TASK DETAILS
Retype the complete listing exactly as it appears.

EXTRACTED DATA
========

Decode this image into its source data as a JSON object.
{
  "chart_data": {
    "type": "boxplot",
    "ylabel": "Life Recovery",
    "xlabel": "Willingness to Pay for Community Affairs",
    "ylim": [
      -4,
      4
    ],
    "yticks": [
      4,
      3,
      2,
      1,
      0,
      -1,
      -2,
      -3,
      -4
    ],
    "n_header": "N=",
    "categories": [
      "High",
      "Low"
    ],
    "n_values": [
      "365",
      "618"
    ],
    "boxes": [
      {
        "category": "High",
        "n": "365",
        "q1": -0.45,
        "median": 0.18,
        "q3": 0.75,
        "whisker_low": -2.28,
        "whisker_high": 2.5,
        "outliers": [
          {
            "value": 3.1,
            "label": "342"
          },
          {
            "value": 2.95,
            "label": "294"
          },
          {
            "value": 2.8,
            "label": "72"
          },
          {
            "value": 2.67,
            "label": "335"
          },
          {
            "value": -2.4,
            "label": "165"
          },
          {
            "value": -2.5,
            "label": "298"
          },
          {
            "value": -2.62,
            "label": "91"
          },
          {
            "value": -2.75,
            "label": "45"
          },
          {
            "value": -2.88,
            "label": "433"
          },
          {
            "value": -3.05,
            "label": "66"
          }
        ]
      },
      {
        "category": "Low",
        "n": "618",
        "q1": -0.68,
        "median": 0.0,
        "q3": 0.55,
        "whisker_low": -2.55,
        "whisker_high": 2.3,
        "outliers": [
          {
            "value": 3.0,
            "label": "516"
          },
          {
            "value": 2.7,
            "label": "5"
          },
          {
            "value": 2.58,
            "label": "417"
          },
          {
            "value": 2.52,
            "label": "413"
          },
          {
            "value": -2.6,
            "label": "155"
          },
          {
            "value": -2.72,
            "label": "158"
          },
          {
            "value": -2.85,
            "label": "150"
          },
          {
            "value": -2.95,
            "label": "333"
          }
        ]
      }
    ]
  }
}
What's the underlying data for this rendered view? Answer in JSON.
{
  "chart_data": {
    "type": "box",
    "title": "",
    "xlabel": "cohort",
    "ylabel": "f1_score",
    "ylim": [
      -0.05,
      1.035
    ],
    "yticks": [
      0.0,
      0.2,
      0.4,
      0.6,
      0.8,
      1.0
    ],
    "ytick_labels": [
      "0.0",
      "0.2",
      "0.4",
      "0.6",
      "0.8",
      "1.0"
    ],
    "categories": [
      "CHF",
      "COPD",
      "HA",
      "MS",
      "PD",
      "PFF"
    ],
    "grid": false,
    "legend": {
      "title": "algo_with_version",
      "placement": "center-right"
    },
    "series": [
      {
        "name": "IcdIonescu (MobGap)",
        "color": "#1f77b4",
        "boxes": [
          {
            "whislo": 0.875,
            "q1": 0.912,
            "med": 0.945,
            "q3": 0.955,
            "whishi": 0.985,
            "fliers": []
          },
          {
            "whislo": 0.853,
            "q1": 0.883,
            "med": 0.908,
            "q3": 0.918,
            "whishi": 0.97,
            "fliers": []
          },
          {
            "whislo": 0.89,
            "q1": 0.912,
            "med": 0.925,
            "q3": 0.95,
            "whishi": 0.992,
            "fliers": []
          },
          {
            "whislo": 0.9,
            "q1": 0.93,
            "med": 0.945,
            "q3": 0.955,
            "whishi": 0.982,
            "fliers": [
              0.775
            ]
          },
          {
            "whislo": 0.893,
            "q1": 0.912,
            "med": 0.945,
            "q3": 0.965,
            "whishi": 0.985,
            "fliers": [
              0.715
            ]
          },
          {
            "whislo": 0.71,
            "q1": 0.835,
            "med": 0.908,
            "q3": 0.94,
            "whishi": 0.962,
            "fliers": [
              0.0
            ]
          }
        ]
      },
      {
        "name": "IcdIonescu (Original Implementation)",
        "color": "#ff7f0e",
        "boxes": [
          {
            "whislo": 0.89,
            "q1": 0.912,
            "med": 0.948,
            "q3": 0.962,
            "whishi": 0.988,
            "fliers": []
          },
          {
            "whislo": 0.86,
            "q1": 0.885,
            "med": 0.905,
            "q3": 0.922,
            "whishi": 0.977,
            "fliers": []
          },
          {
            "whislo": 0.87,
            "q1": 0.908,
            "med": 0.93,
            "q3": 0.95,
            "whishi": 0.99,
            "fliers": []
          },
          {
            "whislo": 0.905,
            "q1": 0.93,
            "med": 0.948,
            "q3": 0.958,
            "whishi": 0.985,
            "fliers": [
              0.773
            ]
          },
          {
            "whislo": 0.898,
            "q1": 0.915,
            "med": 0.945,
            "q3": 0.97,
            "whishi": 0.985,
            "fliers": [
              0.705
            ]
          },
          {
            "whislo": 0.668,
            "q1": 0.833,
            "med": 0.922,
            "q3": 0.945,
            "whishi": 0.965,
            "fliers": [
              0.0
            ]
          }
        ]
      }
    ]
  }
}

========

RESULT BELOW
Decode this image into its source data as a JSON object.
{
  "chart_data": {
    "type": "boxplot",
    "ylabel": "Life Recovery",
    "xlabel": "Willingness to Pay for Community Affairs",
    "ylim": [
      -4,
      4
    ],
    "yticks": [
      4,
      3,
      2,
      1,
      0,
      -1,
      -2,
      -3,
      -4
    ],
    "n_header": "N=",
    "categories": [
      "High",
      "Low"
    ],
    "n_values": [
      "365",
      "618"
    ],
    "boxes": [
      {
        "category": "High",
        "n": "365",
        "q1": -0.45,
        "median": 0.18,
        "q3": 0.75,
        "whisker_low": -2.28,
        "whisker_high": 2.5,
        "outliers": [
          {
            "value": 3.1,
            "label": "342"
          },
          {
            "value": 2.95,
            "label": "294"
          },
          {
            "value": 2.8,
            "label": "72"
          },
          {
            "value": 2.67,
            "label": "335"
          },
          {
            "value": -2.4,
            "label": "165"
          },
          {
            "value": -2.5,
            "label": "298"
          },
          {
            "value": -2.62,
            "label": "91"
          },
          {
            "value": -2.75,
            "label": "45"
          },
          {
            "value": -2.88,
            "label": "433"
          },
          {
            "value": -3.05,
            "label": "66"
          }
        ]
      },
      {
        "category": "Low",
        "n": "618",
        "q1": -0.68,
        "median": 0.0,
        "q3": 0.55,
        "whisker_low": -2.55,
        "whisker_high": 2.3,
        "outliers": [
          {
            "value": 3.0,
            "label": "516"
          },
          {
            "value": 2.7,
            "label": "5"
          },
          {
            "value": 2.58,
            "label": "417"
          },
          {
            "value": 2.52,
            "label": "413"
          },
          {
            "value": -2.6,
            "label": "155"
          },
          {
            "value": -2.72,
            "label": "158"
          },
          {
            "value": -2.85,
            "label": "150"
          },
          {
            "value": -2.95,
            "label": "333"
          }
        ]
      }
    ]
  }
}
What's the underlying data for this rendered view? Answer in JSON.
{
  "chart_data": {
    "type": "box",
    "title": "",
    "xlabel": "cohort",
    "ylabel": "f1_score",
    "ylim": [
      -0.05,
      1.035
    ],
    "yticks": [
      0.0,
      0.2,
      0.4,
      0.6,
      0.8,
      1.0
    ],
    "ytick_labels": [
      "0.0",
      "0.2",
      "0.4",
      "0.6",
      "0.8",
      "1.0"
    ],
    "categories": [
      "CHF",
      "COPD",
      "HA",
      "MS",
      "PD",
      "PFF"
    ],
    "grid": false,
    "legend": {
      "title": "algo_with_version",
      "placement": "center-right"
    },
    "series": [
      {
        "name": "IcdIonescu (MobGap)",
        "color": "#1f77b4",
        "boxes": [
          {
            "whislo": 0.875,
            "q1": 0.912,
            "med": 0.945,
            "q3": 0.955,
            "whishi": 0.985,
            "fliers": []
          },
          {
            "whislo": 0.853,
            "q1": 0.883,
            "med": 0.908,
            "q3": 0.918,
            "whishi": 0.97,
            "fliers": []
          },
          {
            "whislo": 0.89,
            "q1": 0.912,
            "med": 0.925,
            "q3": 0.95,
            "whishi": 0.992,
            "fliers": []
          },
          {
            "whislo": 0.9,
            "q1": 0.93,
            "med": 0.945,
            "q3": 0.955,
            "whishi": 0.982,
            "fliers": [
              0.775
            ]
          },
          {
            "whislo": 0.893,
            "q1": 0.912,
            "med": 0.945,
            "q3": 0.965,
            "whishi": 0.985,
            "fliers": [
              0.715
            ]
          },
          {
            "whislo": 0.71,
            "q1": 0.835,
            "med": 0.908,
            "q3": 0.94,
            "whishi": 0.962,
            "fliers": [
              0.0
            ]
          }
        ]
      },
      {
        "name": "IcdIonescu (Original Implementation)",
        "color": "#ff7f0e",
        "boxes": [
          {
            "whislo": 0.89,
            "q1": 0.912,
            "med": 0.948,
            "q3": 0.962,
            "whishi": 0.988,
            "fliers": []
          },
          {
            "whislo": 0.86,
            "q1": 0.885,
            "med": 0.905,
            "q3": 0.922,
            "whishi": 0.977,
            "fliers": []
          },
          {
            "whislo": 0.87,
            "q1": 0.908,
            "med": 0.93,
            "q3": 0.95,
            "whishi": 0.99,
            "fliers": []
          },
          {
            "whislo": 0.905,
            "q1": 0.93,
            "med": 0.948,
            "q3": 0.958,
            "whishi": 0.985,
            "fliers": [
              0.773
            ]
          },
          {
            "whislo": 0.898,
            "q1": 0.915,
            "med": 0.945,
            "q3": 0.97,
            "whishi": 0.985,
            "fliers": [
              0.705
            ]
          },
          {
            "whislo": 0.668,
            "q1": 0.833,
            "med": 0.922,
            "q3": 0.945,
            "whishi": 0.965,
            "fliers": [
              0.0
            ]
          }
        ]
      }
    ]
  }
}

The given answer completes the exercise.